Write out the entries verbatim and leave the images out of the copy.
-=-=-=-=-
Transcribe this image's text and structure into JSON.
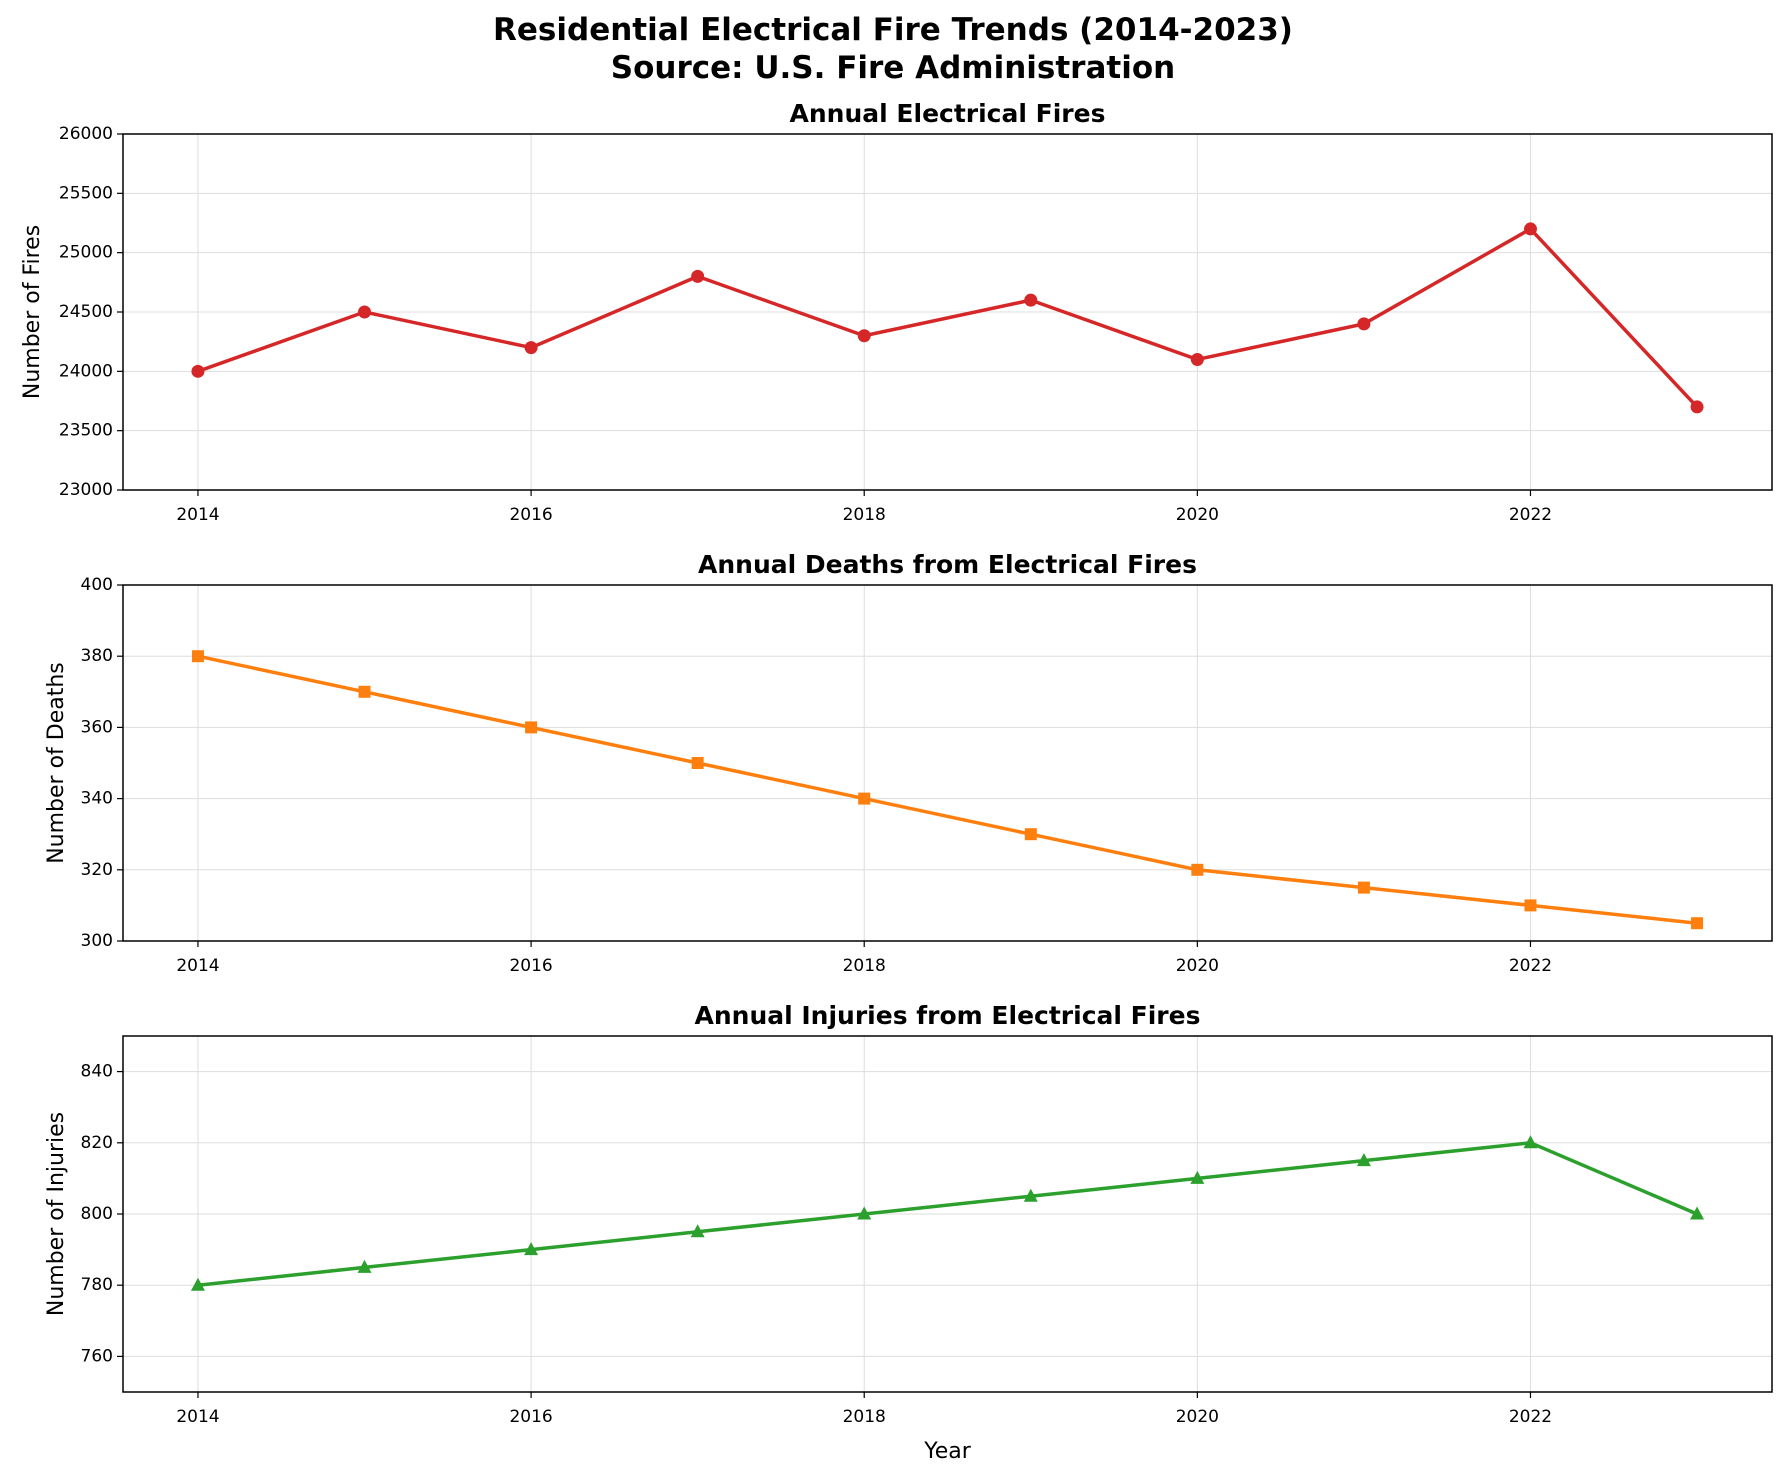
{
  "suptitle_line1": "Residential Electrical Fire Trends (2014-2023)",
  "suptitle_line2": "Source: U.S. Fire Administration",
  "chart_data": [
    {
      "type": "line",
      "title": "Annual Electrical Fires",
      "xlabel": "",
      "ylabel": "Number of Fires",
      "x": [
        2014,
        2015,
        2016,
        2017,
        2018,
        2019,
        2020,
        2021,
        2022,
        2023
      ],
      "values": [
        24000,
        24500,
        24200,
        24800,
        24300,
        24600,
        24100,
        24400,
        25200,
        23700
      ],
      "ylim": [
        23000,
        26000
      ],
      "xlim": [
        2013.55,
        2023.45
      ],
      "yticks": [
        23000,
        23500,
        24000,
        24500,
        25000,
        25500,
        26000
      ],
      "xticks": [
        2014,
        2016,
        2018,
        2020,
        2022
      ],
      "color": "#d62728",
      "marker": "circle",
      "grid": true
    },
    {
      "type": "line",
      "title": "Annual Deaths from Electrical Fires",
      "xlabel": "",
      "ylabel": "Number of Deaths",
      "x": [
        2014,
        2015,
        2016,
        2017,
        2018,
        2019,
        2020,
        2021,
        2022,
        2023
      ],
      "values": [
        380,
        370,
        360,
        350,
        340,
        330,
        320,
        315,
        310,
        305
      ],
      "ylim": [
        300,
        400
      ],
      "xlim": [
        2013.55,
        2023.45
      ],
      "yticks": [
        300,
        320,
        340,
        360,
        380,
        400
      ],
      "xticks": [
        2014,
        2016,
        2018,
        2020,
        2022
      ],
      "color": "#ff7f0e",
      "marker": "square",
      "grid": true
    },
    {
      "type": "line",
      "title": "Annual Injuries from Electrical Fires",
      "xlabel": "Year",
      "ylabel": "Number of Injuries",
      "x": [
        2014,
        2015,
        2016,
        2017,
        2018,
        2019,
        2020,
        2021,
        2022,
        2023
      ],
      "values": [
        780,
        785,
        790,
        795,
        800,
        805,
        810,
        815,
        820,
        800
      ],
      "ylim": [
        750,
        850
      ],
      "xlim": [
        2013.55,
        2023.45
      ],
      "yticks": [
        760,
        780,
        800,
        820,
        840
      ],
      "xticks": [
        2014,
        2016,
        2018,
        2020,
        2022
      ],
      "color": "#2ca02c",
      "marker": "triangle",
      "grid": true
    }
  ]
}
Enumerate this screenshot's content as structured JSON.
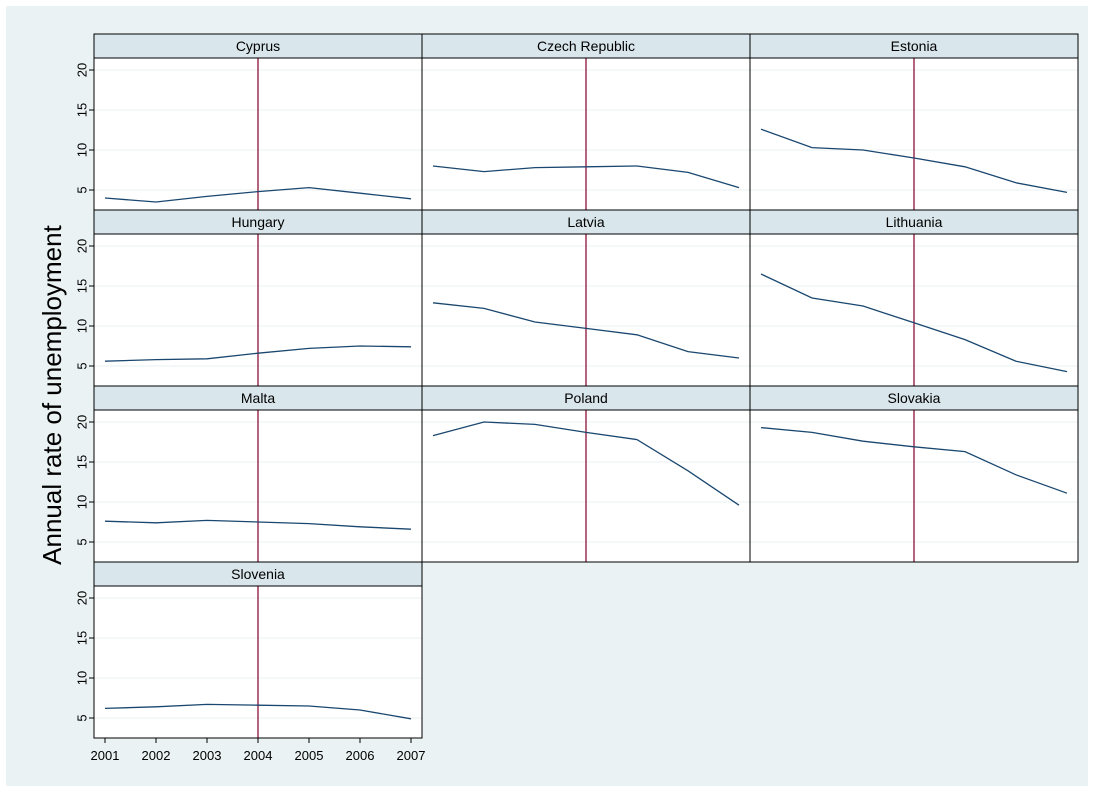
-=-=-=-=-
▸ **EXERCISE RESPONSE**:
Transcribe this image's text and structure into JSON.
{
  "suptitle_line1": "Residential Electrical Fire Trends (2014-2023)",
  "suptitle_line2": "Source: U.S. Fire Administration",
  "chart_data": [
    {
      "type": "line",
      "title": "Annual Electrical Fires",
      "xlabel": "",
      "ylabel": "Number of Fires",
      "x": [
        2014,
        2015,
        2016,
        2017,
        2018,
        2019,
        2020,
        2021,
        2022,
        2023
      ],
      "values": [
        24000,
        24500,
        24200,
        24800,
        24300,
        24600,
        24100,
        24400,
        25200,
        23700
      ],
      "ylim": [
        23000,
        26000
      ],
      "xlim": [
        2013.55,
        2023.45
      ],
      "yticks": [
        23000,
        23500,
        24000,
        24500,
        25000,
        25500,
        26000
      ],
      "xticks": [
        2014,
        2016,
        2018,
        2020,
        2022
      ],
      "color": "#d62728",
      "marker": "circle",
      "grid": true
    },
    {
      "type": "line",
      "title": "Annual Deaths from Electrical Fires",
      "xlabel": "",
      "ylabel": "Number of Deaths",
      "x": [
        2014,
        2015,
        2016,
        2017,
        2018,
        2019,
        2020,
        2021,
        2022,
        2023
      ],
      "values": [
        380,
        370,
        360,
        350,
        340,
        330,
        320,
        315,
        310,
        305
      ],
      "ylim": [
        300,
        400
      ],
      "xlim": [
        2013.55,
        2023.45
      ],
      "yticks": [
        300,
        320,
        340,
        360,
        380,
        400
      ],
      "xticks": [
        2014,
        2016,
        2018,
        2020,
        2022
      ],
      "color": "#ff7f0e",
      "marker": "square",
      "grid": true
    },
    {
      "type": "line",
      "title": "Annual Injuries from Electrical Fires",
      "xlabel": "Year",
      "ylabel": "Number of Injuries",
      "x": [
        2014,
        2015,
        2016,
        2017,
        2018,
        2019,
        2020,
        2021,
        2022,
        2023
      ],
      "values": [
        780,
        785,
        790,
        795,
        800,
        805,
        810,
        815,
        820,
        800
      ],
      "ylim": [
        750,
        850
      ],
      "xlim": [
        2013.55,
        2023.45
      ],
      "yticks": [
        760,
        780,
        800,
        820,
        840
      ],
      "xticks": [
        2014,
        2016,
        2018,
        2020,
        2022
      ],
      "color": "#2ca02c",
      "marker": "triangle",
      "grid": true
    }
  ]
}
Enumerate this screenshot's content as structured JSON.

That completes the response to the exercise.